# [Material supplied]
····················

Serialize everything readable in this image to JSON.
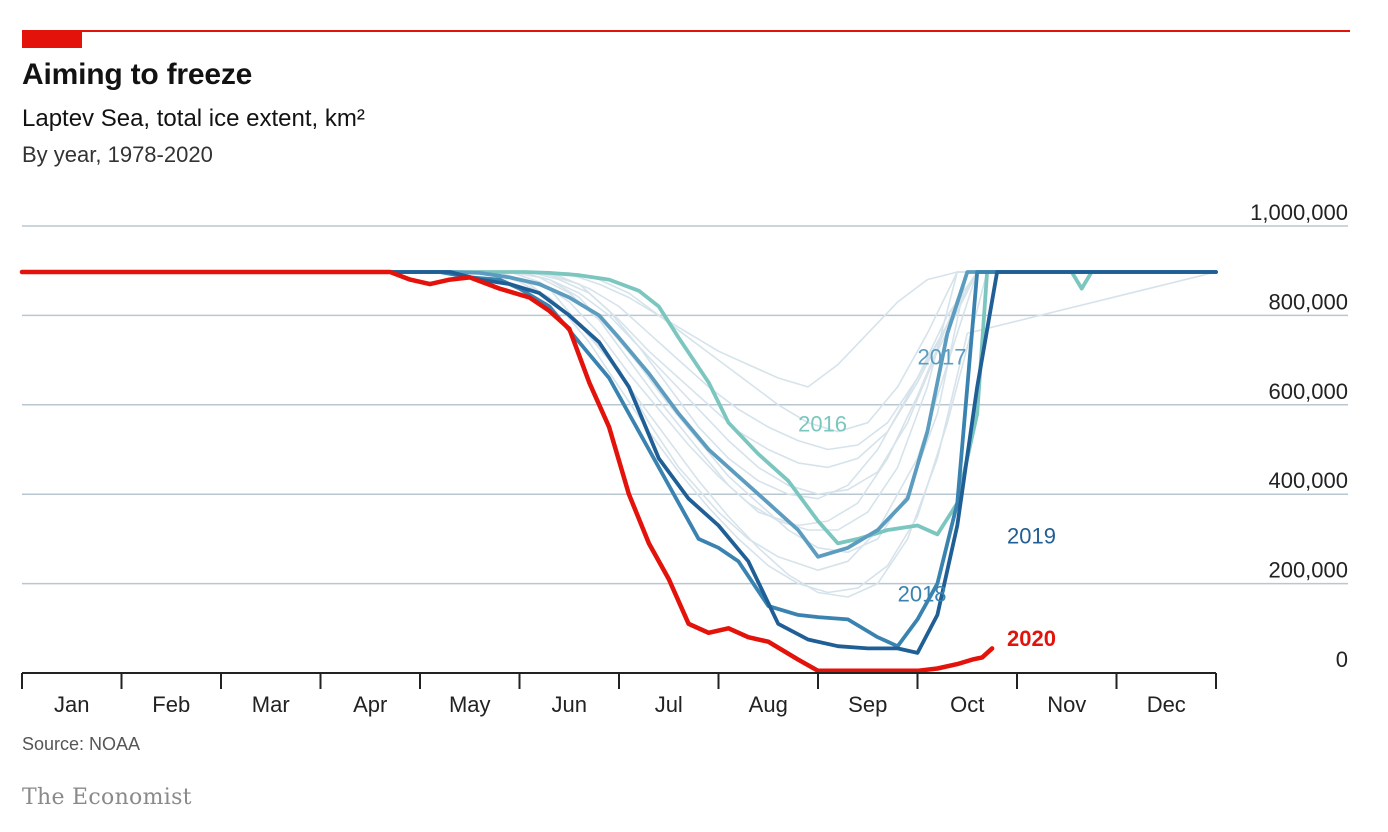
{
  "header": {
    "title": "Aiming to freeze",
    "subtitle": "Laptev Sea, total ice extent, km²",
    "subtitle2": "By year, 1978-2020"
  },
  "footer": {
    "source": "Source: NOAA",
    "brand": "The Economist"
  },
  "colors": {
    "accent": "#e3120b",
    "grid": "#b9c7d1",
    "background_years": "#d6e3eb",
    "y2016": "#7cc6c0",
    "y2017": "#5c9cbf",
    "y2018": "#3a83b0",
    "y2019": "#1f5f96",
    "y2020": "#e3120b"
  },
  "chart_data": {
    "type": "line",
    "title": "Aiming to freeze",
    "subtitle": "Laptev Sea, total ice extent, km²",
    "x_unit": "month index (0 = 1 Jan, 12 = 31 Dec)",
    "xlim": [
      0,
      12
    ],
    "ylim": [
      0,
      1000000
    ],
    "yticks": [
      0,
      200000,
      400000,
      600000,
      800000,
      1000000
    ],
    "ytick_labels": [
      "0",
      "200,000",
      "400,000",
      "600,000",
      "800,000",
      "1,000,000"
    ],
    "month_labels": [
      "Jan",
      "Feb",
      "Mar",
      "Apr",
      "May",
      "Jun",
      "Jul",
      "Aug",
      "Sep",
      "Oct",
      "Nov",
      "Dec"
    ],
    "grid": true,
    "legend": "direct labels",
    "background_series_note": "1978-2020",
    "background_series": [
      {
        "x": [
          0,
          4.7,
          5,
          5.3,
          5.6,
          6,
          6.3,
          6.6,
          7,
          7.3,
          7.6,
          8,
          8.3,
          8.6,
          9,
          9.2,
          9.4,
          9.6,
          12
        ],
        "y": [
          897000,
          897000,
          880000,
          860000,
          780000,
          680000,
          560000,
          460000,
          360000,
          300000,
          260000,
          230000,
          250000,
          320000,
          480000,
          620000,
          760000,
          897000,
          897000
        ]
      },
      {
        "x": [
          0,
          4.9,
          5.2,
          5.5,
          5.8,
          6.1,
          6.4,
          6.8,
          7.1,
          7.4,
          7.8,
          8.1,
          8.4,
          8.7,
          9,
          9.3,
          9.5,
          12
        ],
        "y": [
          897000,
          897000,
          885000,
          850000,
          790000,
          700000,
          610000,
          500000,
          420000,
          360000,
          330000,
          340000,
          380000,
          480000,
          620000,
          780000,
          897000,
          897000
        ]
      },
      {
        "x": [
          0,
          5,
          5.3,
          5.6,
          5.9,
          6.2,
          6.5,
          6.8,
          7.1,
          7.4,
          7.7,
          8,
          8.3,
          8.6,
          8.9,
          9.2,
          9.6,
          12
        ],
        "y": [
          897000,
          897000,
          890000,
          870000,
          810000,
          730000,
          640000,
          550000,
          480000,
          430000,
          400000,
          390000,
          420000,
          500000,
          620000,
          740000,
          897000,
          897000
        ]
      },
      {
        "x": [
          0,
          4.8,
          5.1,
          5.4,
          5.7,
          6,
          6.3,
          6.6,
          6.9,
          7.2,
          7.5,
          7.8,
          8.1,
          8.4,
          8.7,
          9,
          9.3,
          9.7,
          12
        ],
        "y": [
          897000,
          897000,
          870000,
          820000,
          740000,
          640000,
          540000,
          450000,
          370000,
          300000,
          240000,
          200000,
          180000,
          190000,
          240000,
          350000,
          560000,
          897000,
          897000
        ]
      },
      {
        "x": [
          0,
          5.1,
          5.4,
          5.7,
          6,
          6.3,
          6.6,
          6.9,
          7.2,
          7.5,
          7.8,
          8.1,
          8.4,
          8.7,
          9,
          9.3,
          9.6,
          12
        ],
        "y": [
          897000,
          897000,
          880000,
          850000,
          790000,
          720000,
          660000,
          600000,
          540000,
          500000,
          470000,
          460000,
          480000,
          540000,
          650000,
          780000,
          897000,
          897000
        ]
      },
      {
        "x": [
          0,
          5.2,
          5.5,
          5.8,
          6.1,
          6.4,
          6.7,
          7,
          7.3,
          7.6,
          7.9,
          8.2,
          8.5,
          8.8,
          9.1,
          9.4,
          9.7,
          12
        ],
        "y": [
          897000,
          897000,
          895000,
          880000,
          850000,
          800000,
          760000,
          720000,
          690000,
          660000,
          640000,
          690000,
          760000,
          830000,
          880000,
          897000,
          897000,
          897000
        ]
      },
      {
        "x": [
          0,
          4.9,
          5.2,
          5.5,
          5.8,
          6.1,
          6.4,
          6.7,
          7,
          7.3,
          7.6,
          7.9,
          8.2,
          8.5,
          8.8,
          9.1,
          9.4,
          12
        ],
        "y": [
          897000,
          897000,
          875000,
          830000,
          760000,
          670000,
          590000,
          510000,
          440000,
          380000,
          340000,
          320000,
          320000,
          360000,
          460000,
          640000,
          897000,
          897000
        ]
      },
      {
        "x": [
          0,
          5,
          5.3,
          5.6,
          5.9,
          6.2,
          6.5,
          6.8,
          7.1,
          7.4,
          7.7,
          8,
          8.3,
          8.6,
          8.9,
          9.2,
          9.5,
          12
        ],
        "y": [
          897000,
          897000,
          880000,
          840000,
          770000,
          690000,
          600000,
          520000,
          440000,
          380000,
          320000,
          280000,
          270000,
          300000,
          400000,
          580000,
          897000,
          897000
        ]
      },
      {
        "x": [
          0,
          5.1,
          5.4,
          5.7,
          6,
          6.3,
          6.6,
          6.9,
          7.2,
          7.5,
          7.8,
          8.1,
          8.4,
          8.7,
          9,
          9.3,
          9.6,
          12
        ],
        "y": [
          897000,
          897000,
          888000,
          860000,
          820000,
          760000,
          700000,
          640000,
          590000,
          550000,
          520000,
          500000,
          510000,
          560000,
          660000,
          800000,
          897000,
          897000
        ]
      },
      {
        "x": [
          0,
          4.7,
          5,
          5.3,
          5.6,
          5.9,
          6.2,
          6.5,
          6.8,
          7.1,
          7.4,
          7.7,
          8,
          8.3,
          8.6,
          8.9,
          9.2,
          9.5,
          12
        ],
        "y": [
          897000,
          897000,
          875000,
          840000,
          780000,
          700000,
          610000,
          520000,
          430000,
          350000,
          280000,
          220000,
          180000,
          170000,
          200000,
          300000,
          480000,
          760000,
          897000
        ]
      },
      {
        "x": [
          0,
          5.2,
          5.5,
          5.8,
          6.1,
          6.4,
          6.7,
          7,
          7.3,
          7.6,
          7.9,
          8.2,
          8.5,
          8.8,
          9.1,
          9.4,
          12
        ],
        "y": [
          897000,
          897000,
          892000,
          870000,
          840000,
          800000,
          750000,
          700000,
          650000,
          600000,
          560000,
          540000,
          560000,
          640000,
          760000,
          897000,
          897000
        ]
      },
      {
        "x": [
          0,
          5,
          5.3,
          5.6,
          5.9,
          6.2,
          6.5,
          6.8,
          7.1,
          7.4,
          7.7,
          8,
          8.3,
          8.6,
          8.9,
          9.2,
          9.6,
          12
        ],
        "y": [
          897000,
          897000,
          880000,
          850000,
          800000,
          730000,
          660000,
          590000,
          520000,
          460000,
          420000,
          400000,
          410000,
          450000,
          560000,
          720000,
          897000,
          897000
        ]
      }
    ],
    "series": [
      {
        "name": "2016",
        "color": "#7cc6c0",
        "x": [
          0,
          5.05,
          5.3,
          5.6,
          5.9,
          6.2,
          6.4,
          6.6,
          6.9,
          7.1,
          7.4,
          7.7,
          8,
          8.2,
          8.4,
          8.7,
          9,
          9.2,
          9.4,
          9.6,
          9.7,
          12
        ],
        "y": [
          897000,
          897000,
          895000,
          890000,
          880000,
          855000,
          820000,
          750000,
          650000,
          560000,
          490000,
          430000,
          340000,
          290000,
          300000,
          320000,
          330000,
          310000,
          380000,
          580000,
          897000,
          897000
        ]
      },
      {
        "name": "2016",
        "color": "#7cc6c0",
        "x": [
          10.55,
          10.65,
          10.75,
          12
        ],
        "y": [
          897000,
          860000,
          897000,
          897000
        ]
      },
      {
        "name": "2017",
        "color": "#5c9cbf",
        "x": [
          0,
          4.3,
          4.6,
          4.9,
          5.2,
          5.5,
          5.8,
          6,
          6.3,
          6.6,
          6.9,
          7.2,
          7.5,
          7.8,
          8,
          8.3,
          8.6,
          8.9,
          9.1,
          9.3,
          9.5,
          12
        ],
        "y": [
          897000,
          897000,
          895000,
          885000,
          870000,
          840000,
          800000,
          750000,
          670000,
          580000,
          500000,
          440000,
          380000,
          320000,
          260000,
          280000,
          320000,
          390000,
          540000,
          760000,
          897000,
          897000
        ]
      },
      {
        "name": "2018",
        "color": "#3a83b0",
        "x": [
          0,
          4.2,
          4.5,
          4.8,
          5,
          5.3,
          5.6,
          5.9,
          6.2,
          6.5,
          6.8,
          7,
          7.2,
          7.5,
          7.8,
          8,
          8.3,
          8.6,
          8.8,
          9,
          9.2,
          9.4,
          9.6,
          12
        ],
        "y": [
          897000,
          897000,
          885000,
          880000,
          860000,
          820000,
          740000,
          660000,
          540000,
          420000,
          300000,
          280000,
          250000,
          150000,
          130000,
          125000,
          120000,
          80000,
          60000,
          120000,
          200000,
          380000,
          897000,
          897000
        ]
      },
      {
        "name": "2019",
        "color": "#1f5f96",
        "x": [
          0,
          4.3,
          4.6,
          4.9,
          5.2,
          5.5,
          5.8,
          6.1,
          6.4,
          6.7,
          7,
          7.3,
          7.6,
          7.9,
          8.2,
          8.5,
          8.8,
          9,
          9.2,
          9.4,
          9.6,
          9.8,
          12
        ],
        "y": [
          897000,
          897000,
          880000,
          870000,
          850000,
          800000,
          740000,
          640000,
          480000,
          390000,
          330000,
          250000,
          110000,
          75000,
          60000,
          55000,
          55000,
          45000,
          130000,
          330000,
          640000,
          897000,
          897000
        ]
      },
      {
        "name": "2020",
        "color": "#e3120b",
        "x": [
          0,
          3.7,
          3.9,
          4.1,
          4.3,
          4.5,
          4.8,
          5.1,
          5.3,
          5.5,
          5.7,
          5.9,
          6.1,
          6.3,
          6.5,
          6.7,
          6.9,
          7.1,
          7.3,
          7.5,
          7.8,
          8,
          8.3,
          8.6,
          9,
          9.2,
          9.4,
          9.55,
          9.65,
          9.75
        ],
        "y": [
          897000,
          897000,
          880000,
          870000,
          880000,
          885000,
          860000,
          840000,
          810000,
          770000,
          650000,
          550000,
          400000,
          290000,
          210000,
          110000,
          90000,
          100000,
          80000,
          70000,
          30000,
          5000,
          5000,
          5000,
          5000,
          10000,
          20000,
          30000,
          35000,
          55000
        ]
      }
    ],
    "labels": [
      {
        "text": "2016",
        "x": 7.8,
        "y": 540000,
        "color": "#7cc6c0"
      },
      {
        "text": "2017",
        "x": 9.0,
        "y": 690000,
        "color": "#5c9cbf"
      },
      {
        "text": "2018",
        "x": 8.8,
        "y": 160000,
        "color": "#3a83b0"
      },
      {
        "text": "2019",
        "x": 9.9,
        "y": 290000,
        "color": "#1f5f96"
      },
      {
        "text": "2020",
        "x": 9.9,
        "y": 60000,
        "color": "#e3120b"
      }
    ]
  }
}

····················

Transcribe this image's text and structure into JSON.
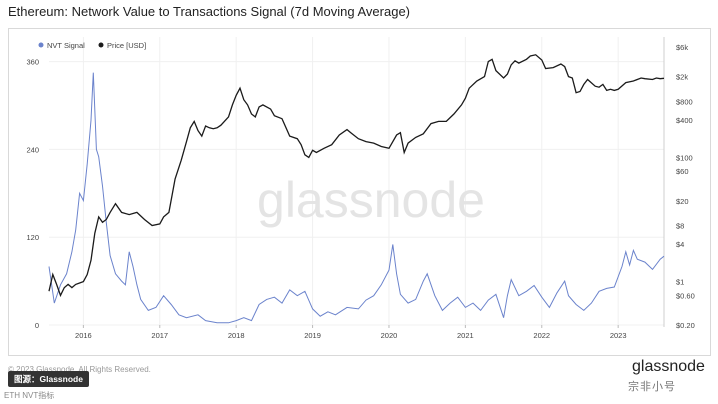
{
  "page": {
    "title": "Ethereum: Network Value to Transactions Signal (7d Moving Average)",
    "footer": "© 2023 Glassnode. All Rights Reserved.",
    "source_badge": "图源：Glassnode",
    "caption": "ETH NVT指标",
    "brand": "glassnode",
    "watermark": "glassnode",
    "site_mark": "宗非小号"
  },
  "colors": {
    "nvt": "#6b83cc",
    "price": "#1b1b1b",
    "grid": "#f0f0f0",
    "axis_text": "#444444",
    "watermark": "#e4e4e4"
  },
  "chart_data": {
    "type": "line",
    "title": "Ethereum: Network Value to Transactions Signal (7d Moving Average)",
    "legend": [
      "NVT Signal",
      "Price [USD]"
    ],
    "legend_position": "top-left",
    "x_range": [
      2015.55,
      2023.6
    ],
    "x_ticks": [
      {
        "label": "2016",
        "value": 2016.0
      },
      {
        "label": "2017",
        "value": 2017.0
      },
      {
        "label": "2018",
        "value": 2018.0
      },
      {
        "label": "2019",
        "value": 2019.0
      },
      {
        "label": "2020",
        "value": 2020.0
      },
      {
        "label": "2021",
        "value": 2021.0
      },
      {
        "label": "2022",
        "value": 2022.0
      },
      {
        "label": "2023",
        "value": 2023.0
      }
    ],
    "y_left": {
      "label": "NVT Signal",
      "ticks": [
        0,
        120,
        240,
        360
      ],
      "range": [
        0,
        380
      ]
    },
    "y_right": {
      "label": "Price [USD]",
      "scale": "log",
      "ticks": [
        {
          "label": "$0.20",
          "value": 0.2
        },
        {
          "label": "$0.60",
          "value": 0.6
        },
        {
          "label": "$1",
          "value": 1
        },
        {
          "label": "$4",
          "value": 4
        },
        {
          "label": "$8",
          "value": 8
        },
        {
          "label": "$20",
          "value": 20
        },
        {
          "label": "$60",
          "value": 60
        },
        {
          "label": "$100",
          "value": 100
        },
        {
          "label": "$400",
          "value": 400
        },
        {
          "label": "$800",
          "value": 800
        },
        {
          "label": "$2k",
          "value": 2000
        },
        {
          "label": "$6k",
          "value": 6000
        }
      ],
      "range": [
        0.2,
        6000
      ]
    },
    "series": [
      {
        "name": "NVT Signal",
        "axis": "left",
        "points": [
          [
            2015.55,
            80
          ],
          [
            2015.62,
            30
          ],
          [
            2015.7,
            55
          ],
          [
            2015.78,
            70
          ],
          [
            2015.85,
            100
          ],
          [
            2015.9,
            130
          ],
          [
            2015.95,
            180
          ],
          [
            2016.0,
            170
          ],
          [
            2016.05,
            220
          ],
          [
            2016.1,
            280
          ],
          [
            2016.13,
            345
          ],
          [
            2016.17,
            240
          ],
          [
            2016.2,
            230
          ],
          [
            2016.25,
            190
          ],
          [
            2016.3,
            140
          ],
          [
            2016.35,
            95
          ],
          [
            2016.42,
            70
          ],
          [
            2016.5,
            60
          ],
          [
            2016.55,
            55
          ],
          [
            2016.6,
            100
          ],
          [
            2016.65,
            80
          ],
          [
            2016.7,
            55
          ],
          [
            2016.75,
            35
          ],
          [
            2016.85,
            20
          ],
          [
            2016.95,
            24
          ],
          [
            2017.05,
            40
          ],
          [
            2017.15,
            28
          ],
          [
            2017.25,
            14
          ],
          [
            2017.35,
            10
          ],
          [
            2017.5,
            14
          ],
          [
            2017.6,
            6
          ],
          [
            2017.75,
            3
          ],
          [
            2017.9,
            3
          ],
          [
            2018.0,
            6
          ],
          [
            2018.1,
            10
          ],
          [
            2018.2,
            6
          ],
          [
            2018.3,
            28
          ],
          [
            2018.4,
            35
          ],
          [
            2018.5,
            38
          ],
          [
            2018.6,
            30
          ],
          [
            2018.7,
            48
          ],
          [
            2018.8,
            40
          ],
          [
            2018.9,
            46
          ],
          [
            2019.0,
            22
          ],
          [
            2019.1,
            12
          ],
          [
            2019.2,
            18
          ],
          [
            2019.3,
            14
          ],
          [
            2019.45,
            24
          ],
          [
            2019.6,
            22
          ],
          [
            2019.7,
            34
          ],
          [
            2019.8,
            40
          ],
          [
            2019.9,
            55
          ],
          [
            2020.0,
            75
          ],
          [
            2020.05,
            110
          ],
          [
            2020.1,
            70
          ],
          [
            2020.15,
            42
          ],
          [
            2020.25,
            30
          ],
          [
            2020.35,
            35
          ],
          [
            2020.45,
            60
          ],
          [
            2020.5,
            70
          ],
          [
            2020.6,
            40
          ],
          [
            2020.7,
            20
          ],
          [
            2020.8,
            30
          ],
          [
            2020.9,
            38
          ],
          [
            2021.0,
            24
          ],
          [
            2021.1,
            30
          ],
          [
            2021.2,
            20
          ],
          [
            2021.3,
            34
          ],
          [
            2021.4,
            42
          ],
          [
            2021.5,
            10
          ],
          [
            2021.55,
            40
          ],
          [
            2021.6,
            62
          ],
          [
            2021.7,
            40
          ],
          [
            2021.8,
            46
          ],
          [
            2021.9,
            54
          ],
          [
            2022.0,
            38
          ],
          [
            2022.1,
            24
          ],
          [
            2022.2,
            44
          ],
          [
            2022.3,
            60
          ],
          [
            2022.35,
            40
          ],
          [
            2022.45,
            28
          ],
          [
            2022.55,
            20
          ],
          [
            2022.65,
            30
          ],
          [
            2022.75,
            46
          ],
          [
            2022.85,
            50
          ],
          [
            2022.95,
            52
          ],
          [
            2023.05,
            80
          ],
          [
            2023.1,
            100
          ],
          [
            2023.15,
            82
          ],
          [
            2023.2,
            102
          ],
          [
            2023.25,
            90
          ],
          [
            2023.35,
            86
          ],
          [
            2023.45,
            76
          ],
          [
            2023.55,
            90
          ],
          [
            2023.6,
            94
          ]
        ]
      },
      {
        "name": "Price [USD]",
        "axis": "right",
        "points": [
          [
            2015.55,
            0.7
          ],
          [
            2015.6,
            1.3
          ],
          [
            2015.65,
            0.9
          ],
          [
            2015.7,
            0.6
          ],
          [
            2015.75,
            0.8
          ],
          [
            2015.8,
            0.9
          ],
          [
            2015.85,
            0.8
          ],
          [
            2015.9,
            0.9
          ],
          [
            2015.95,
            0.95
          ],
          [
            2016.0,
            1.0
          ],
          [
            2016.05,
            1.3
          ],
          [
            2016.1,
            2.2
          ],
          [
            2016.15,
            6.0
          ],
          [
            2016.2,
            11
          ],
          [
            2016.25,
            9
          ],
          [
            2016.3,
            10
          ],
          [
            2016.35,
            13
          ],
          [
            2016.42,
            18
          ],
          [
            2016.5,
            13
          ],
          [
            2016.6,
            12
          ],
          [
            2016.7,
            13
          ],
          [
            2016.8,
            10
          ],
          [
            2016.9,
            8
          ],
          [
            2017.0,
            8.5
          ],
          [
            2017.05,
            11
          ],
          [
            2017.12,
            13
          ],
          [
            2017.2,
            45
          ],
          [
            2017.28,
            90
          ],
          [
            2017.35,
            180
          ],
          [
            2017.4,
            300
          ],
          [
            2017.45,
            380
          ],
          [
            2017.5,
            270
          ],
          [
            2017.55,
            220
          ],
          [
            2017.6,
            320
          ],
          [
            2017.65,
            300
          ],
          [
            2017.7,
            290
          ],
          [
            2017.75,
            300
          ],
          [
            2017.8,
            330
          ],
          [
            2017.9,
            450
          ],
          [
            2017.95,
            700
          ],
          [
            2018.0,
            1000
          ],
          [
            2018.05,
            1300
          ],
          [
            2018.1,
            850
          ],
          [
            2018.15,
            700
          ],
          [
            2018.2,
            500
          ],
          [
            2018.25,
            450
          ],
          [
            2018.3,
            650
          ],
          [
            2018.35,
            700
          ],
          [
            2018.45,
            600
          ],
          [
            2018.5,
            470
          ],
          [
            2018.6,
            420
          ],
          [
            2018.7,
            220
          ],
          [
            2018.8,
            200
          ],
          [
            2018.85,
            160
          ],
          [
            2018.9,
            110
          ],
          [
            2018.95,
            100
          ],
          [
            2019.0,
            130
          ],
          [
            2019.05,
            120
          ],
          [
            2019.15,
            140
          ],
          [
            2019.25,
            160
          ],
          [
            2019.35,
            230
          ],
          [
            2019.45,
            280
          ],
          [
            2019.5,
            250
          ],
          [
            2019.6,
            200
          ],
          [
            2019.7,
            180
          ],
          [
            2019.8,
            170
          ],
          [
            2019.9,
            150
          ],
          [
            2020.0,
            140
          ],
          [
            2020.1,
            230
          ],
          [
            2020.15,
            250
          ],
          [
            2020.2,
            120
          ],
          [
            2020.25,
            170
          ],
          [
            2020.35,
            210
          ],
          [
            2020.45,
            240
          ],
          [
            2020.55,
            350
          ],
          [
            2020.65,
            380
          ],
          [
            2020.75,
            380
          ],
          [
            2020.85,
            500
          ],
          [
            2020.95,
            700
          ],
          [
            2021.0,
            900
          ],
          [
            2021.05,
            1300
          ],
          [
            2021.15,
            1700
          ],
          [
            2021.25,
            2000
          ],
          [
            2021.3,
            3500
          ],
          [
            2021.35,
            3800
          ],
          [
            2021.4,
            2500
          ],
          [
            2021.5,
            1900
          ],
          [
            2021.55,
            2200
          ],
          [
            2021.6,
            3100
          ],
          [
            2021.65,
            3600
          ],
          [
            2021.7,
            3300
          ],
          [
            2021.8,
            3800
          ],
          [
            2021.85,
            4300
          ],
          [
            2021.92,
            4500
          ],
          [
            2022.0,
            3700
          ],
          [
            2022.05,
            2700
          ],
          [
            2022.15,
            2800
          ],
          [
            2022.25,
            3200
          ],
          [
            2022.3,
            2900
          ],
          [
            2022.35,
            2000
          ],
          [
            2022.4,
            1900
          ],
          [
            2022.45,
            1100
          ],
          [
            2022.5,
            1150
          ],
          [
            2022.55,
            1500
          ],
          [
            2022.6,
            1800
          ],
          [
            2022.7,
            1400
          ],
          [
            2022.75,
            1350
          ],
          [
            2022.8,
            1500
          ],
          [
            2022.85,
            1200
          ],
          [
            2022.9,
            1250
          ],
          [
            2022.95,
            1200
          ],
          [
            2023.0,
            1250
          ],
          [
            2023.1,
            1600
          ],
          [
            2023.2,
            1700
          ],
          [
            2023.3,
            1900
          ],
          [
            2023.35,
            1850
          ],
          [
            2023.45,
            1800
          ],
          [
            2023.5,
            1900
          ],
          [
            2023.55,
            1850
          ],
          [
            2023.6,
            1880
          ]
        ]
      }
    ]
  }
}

····················

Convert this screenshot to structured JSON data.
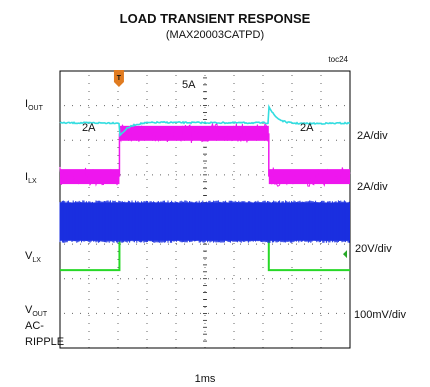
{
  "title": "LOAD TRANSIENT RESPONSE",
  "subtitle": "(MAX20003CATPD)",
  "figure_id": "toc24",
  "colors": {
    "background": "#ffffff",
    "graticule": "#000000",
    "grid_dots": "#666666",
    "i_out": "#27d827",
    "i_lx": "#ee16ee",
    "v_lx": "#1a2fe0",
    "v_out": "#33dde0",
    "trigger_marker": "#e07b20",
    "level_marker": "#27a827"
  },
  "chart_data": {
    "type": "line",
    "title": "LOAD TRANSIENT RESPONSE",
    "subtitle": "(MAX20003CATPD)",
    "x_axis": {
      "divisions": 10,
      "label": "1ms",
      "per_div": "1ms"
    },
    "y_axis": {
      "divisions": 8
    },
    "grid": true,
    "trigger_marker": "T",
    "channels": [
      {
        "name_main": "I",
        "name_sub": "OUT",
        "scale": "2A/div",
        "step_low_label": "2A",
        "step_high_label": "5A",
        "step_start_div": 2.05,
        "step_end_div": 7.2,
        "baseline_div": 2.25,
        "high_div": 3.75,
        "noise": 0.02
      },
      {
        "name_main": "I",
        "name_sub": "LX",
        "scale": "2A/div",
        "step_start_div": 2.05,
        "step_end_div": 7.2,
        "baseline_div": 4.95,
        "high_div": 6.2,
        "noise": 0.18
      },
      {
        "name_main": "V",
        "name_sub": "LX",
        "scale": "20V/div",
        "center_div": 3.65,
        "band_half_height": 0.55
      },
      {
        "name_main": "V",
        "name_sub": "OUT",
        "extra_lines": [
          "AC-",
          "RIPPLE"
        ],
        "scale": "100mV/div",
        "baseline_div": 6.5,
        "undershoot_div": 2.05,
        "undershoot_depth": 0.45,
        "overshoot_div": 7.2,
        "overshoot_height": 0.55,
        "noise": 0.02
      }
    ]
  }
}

····················

# [Short exercise]
Give only the number of lines in the entries above that hold the string "TRANSIENT".

# [Correct answer]
2